Select all lines with the string "birthday" in them, and copy those lines.

## BEGIN Information shown

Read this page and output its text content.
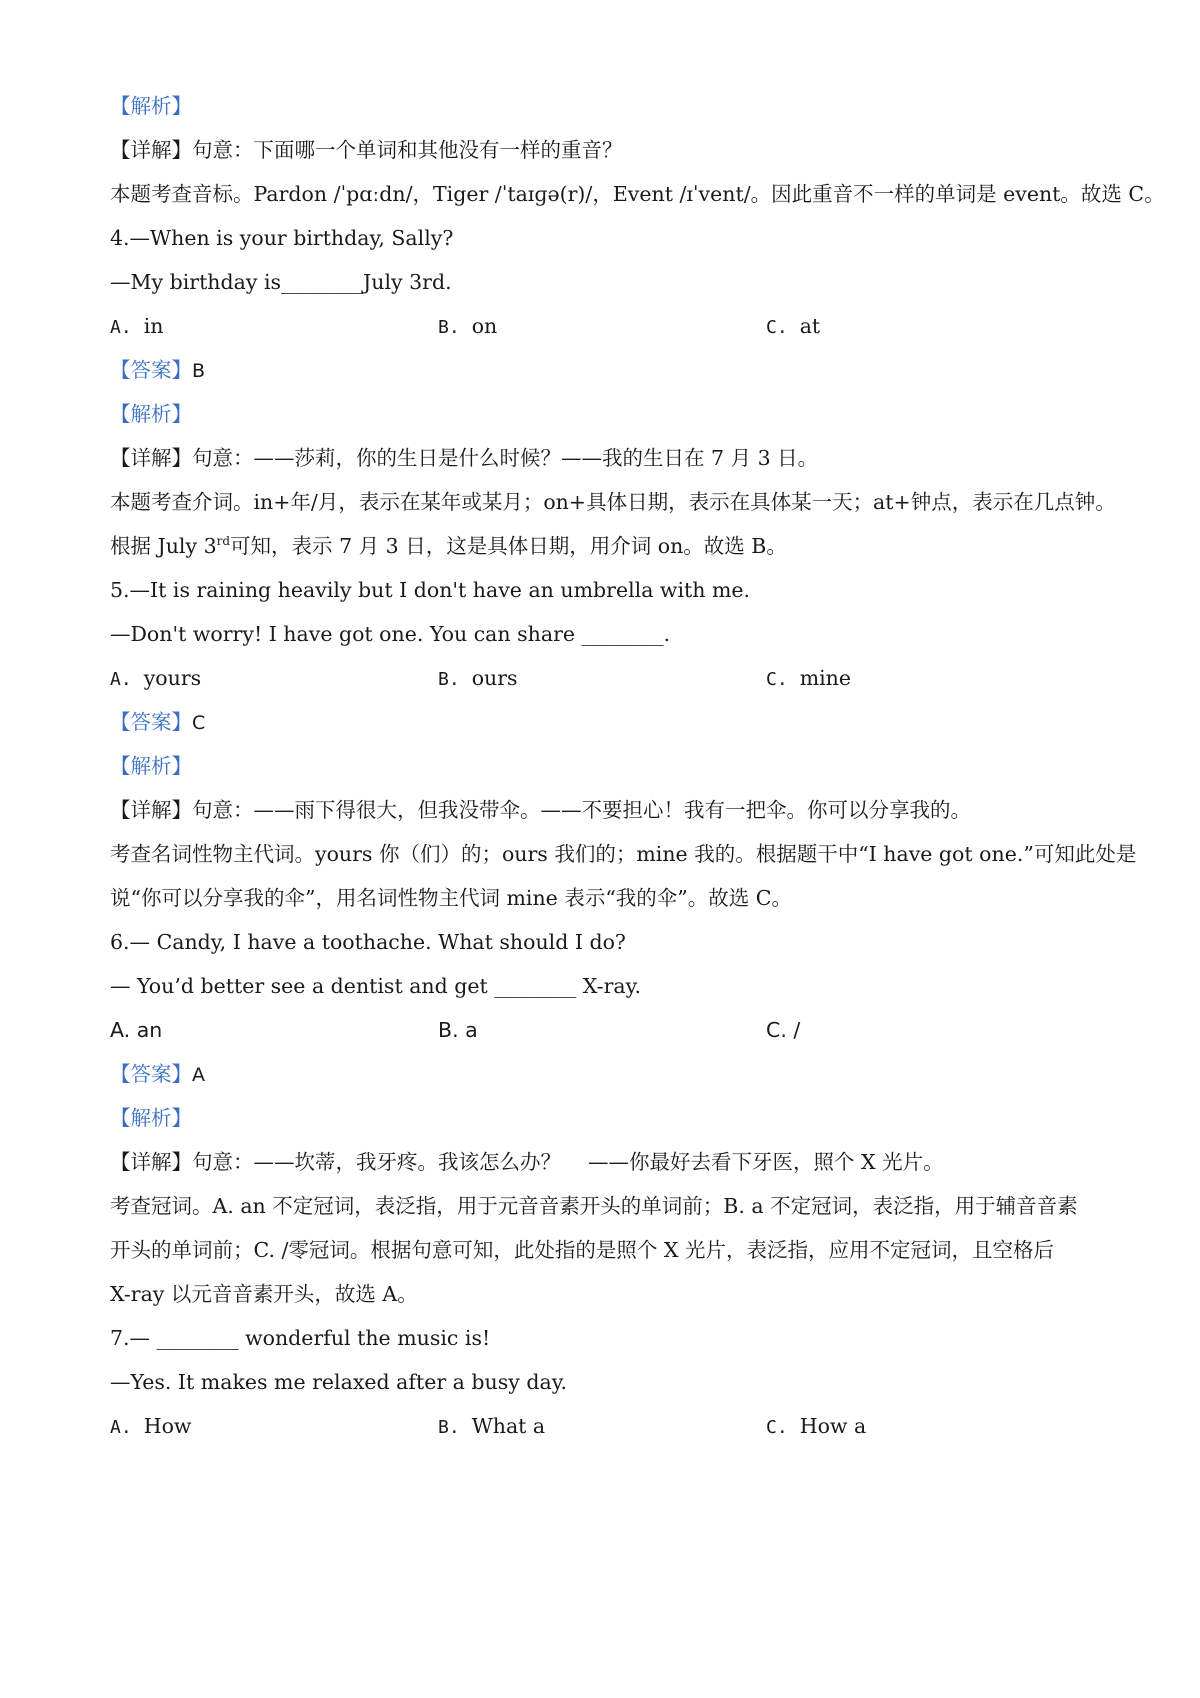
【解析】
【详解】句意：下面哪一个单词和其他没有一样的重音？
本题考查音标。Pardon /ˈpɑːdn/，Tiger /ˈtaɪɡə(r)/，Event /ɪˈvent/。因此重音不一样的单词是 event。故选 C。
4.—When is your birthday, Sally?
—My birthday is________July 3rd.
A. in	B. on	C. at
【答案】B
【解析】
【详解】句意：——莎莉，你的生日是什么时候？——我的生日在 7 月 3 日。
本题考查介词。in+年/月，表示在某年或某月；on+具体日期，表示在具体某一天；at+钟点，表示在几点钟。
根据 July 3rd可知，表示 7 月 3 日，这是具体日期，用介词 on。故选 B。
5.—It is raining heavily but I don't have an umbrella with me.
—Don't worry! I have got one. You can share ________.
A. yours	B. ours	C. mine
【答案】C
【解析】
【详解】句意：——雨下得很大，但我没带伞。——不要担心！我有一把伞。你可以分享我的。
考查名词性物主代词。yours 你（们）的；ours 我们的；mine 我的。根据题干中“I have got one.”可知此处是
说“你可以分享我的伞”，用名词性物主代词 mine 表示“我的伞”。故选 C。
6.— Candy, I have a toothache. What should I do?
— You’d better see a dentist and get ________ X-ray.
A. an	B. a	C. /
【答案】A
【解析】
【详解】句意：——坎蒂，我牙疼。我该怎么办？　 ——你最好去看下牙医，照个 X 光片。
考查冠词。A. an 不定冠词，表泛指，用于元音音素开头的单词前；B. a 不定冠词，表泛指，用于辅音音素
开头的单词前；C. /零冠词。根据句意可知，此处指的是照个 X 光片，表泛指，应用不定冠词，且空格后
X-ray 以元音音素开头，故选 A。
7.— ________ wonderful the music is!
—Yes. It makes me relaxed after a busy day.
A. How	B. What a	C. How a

## END Information shown

→ Answer below:
4.—When is your birthday, Sally?
—My birthday is________July 3rd.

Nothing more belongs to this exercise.